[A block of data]
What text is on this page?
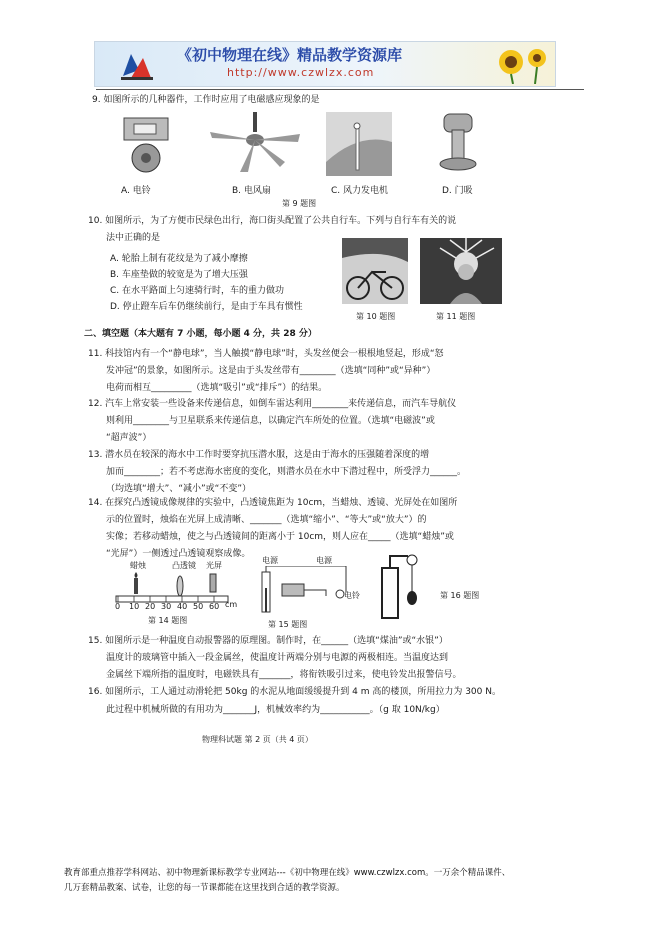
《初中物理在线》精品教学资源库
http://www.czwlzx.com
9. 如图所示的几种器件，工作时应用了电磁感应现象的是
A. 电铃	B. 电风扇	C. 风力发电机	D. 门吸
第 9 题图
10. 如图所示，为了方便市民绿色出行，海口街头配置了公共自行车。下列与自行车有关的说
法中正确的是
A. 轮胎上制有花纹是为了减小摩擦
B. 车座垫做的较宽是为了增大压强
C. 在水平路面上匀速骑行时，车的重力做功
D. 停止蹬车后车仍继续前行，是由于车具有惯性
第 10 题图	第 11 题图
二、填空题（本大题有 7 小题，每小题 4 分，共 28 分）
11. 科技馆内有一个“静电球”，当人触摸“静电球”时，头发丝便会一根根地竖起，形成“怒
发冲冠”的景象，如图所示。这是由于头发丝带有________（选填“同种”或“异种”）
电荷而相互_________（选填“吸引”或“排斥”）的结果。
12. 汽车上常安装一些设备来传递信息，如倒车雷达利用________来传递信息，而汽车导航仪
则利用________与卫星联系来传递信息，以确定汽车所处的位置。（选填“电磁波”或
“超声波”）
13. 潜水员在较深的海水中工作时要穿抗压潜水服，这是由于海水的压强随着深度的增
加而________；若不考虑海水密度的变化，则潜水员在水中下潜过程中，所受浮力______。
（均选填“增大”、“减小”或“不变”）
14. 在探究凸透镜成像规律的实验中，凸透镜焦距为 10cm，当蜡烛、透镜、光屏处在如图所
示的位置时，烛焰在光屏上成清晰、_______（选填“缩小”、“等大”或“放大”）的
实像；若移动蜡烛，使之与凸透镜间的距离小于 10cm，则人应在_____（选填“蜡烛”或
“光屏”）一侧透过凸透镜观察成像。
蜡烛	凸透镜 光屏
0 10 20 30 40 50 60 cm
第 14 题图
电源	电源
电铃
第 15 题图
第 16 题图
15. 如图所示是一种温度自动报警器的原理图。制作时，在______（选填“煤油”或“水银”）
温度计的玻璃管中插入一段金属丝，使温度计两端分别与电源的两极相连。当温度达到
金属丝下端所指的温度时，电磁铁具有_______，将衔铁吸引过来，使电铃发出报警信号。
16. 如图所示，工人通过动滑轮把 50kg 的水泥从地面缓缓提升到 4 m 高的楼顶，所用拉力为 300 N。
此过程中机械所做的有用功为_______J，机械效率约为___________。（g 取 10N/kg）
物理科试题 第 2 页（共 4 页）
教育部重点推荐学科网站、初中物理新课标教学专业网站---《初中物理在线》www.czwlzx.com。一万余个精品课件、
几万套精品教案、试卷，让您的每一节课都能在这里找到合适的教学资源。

==

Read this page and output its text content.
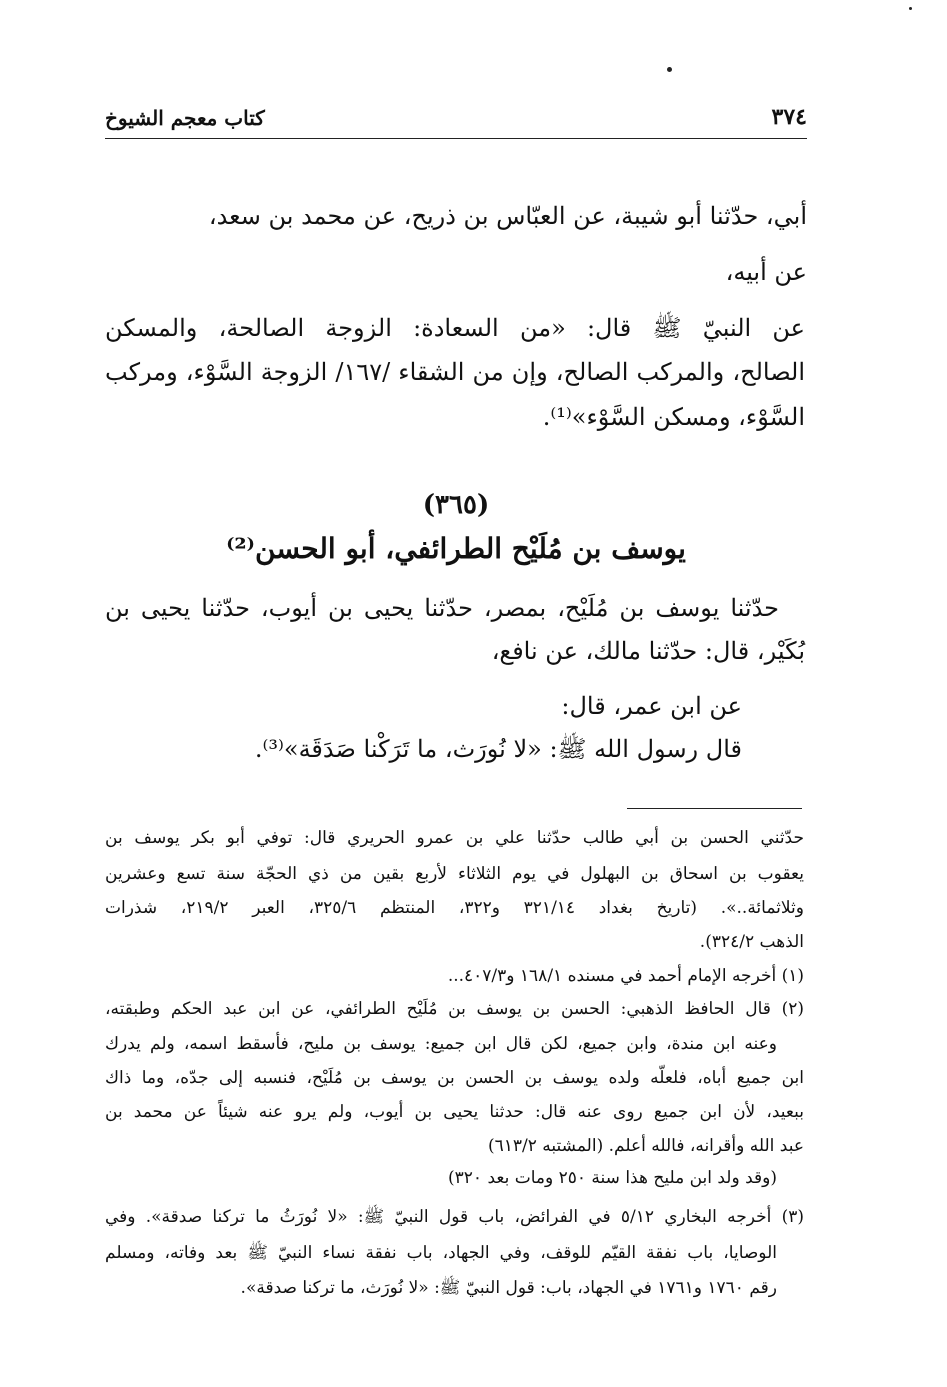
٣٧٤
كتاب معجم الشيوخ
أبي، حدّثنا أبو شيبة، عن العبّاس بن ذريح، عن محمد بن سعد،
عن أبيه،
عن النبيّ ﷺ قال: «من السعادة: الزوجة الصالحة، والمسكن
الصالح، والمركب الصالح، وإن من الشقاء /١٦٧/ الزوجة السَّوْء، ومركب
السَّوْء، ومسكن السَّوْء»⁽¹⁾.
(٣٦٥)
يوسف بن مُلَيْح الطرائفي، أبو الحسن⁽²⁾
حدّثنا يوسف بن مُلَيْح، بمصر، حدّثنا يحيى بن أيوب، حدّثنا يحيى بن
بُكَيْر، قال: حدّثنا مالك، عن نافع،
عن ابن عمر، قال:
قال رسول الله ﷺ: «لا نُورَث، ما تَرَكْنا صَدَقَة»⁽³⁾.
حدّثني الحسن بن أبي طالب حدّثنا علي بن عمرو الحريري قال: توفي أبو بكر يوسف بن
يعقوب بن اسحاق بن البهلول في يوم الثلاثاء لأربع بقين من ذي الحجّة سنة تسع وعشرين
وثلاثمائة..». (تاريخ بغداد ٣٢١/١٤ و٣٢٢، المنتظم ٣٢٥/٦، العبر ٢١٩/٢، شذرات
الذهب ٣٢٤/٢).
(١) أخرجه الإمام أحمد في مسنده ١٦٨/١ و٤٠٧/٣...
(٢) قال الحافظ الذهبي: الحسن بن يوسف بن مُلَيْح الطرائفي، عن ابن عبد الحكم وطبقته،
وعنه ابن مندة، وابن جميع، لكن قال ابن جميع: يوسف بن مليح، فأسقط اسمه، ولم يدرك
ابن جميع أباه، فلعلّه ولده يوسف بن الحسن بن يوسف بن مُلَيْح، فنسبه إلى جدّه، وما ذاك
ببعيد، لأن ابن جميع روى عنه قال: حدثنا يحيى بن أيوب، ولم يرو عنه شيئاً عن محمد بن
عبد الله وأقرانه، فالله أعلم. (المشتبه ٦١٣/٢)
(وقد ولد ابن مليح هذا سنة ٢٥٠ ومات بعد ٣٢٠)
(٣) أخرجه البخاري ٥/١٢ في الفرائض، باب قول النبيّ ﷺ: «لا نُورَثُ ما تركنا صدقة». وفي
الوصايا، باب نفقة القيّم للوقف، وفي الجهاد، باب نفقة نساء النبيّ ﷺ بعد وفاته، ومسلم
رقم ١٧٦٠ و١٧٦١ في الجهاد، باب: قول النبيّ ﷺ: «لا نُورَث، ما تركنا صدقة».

---

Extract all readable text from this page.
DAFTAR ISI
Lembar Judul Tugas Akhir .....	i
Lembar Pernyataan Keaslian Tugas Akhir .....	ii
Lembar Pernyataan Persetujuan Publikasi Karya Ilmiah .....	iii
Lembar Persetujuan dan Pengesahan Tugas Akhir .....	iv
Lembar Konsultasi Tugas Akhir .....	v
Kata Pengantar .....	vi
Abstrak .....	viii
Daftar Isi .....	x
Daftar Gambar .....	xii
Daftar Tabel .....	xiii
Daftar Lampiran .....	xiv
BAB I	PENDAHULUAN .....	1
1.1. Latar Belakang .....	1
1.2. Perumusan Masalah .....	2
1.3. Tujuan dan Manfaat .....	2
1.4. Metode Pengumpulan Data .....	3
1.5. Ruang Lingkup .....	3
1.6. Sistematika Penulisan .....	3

> **WHAT TO WORK ON**: Report how many lines of the records above contain the word "الجهاد", giving only the number.

> **FINAL RESULT**: 2